Written task. Write out each line that follows exactly as it stands, without the pictures.

Material provided.

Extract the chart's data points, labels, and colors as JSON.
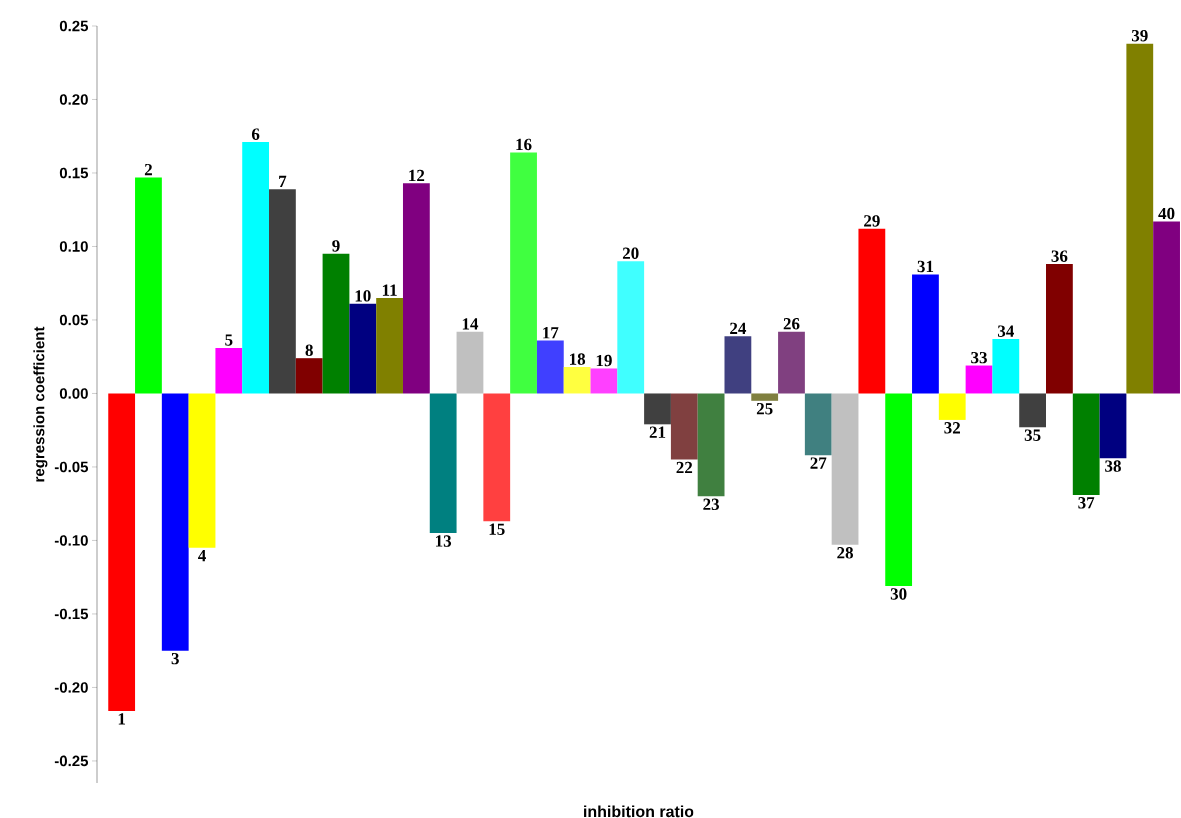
{
  "chart_data": {
    "type": "bar",
    "xlabel": "inhibition ratio",
    "ylabel": "regression coefficient",
    "categories": [
      "1",
      "2",
      "3",
      "4",
      "5",
      "6",
      "7",
      "8",
      "9",
      "10",
      "11",
      "12",
      "13",
      "14",
      "15",
      "16",
      "17",
      "18",
      "19",
      "20",
      "21",
      "22",
      "23",
      "24",
      "25",
      "26",
      "27",
      "28",
      "29",
      "30",
      "31",
      "32",
      "33",
      "34",
      "35",
      "36",
      "37",
      "38",
      "39",
      "40"
    ],
    "values": [
      -0.216,
      0.147,
      -0.175,
      -0.105,
      0.031,
      0.171,
      0.139,
      0.024,
      0.095,
      0.061,
      0.065,
      0.143,
      -0.095,
      0.042,
      -0.087,
      0.164,
      0.036,
      0.018,
      0.017,
      0.09,
      -0.021,
      -0.045,
      -0.07,
      0.039,
      -0.005,
      0.042,
      -0.042,
      -0.103,
      0.112,
      -0.131,
      0.081,
      -0.018,
      0.019,
      0.037,
      -0.023,
      0.088,
      -0.069,
      -0.044,
      0.238,
      0.117
    ],
    "colors": [
      "#ff0000",
      "#00ff00",
      "#0000ff",
      "#ffff00",
      "#ff00ff",
      "#00ffff",
      "#404040",
      "#800000",
      "#008000",
      "#000080",
      "#808000",
      "#800080",
      "#008080",
      "#c0c0c0",
      "#ff4040",
      "#40ff40",
      "#4040ff",
      "#ffff40",
      "#ff40ff",
      "#40ffff",
      "#404040",
      "#804040",
      "#408040",
      "#404080",
      "#808040",
      "#804080",
      "#408080",
      "#c0c0c0",
      "#ff0000",
      "#00ff00",
      "#0000ff",
      "#ffff00",
      "#ff00ff",
      "#00ffff",
      "#404040",
      "#800000",
      "#008000",
      "#000080",
      "#808000",
      "#800080"
    ],
    "ylim": [
      -0.265,
      0.25
    ],
    "yticks": [
      {
        "value": -0.25,
        "label": "-0.25"
      },
      {
        "value": -0.2,
        "label": "-0.20"
      },
      {
        "value": -0.15,
        "label": "-0.15"
      },
      {
        "value": -0.1,
        "label": "-0.10"
      },
      {
        "value": -0.05,
        "label": "-0.05"
      },
      {
        "value": 0,
        "label": "0.00"
      },
      {
        "value": 0.05,
        "label": "0.05"
      },
      {
        "value": 0.1,
        "label": "0.10"
      },
      {
        "value": 0.15,
        "label": "0.15"
      },
      {
        "value": 0.2,
        "label": "0.20"
      },
      {
        "value": 0.25,
        "label": "0.25"
      }
    ]
  }
}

Problem solution.
Extract the chart's data points, labels, and colors as JSON.
{
  "chart_data": {
    "type": "bar",
    "xlabel": "inhibition ratio",
    "ylabel": "regression coefficient",
    "categories": [
      "1",
      "2",
      "3",
      "4",
      "5",
      "6",
      "7",
      "8",
      "9",
      "10",
      "11",
      "12",
      "13",
      "14",
      "15",
      "16",
      "17",
      "18",
      "19",
      "20",
      "21",
      "22",
      "23",
      "24",
      "25",
      "26",
      "27",
      "28",
      "29",
      "30",
      "31",
      "32",
      "33",
      "34",
      "35",
      "36",
      "37",
      "38",
      "39",
      "40"
    ],
    "values": [
      -0.216,
      0.147,
      -0.175,
      -0.105,
      0.031,
      0.171,
      0.139,
      0.024,
      0.095,
      0.061,
      0.065,
      0.143,
      -0.095,
      0.042,
      -0.087,
      0.164,
      0.036,
      0.018,
      0.017,
      0.09,
      -0.021,
      -0.045,
      -0.07,
      0.039,
      -0.005,
      0.042,
      -0.042,
      -0.103,
      0.112,
      -0.131,
      0.081,
      -0.018,
      0.019,
      0.037,
      -0.023,
      0.088,
      -0.069,
      -0.044,
      0.238,
      0.117
    ],
    "colors": [
      "#ff0000",
      "#00ff00",
      "#0000ff",
      "#ffff00",
      "#ff00ff",
      "#00ffff",
      "#404040",
      "#800000",
      "#008000",
      "#000080",
      "#808000",
      "#800080",
      "#008080",
      "#c0c0c0",
      "#ff4040",
      "#40ff40",
      "#4040ff",
      "#ffff40",
      "#ff40ff",
      "#40ffff",
      "#404040",
      "#804040",
      "#408040",
      "#404080",
      "#808040",
      "#804080",
      "#408080",
      "#c0c0c0",
      "#ff0000",
      "#00ff00",
      "#0000ff",
      "#ffff00",
      "#ff00ff",
      "#00ffff",
      "#404040",
      "#800000",
      "#008000",
      "#000080",
      "#808000",
      "#800080"
    ],
    "ylim": [
      -0.265,
      0.25
    ],
    "yticks": [
      {
        "value": -0.25,
        "label": "-0.25"
      },
      {
        "value": -0.2,
        "label": "-0.20"
      },
      {
        "value": -0.15,
        "label": "-0.15"
      },
      {
        "value": -0.1,
        "label": "-0.10"
      },
      {
        "value": -0.05,
        "label": "-0.05"
      },
      {
        "value": 0,
        "label": "0.00"
      },
      {
        "value": 0.05,
        "label": "0.05"
      },
      {
        "value": 0.1,
        "label": "0.10"
      },
      {
        "value": 0.15,
        "label": "0.15"
      },
      {
        "value": 0.2,
        "label": "0.20"
      },
      {
        "value": 0.25,
        "label": "0.25"
      }
    ]
  }
}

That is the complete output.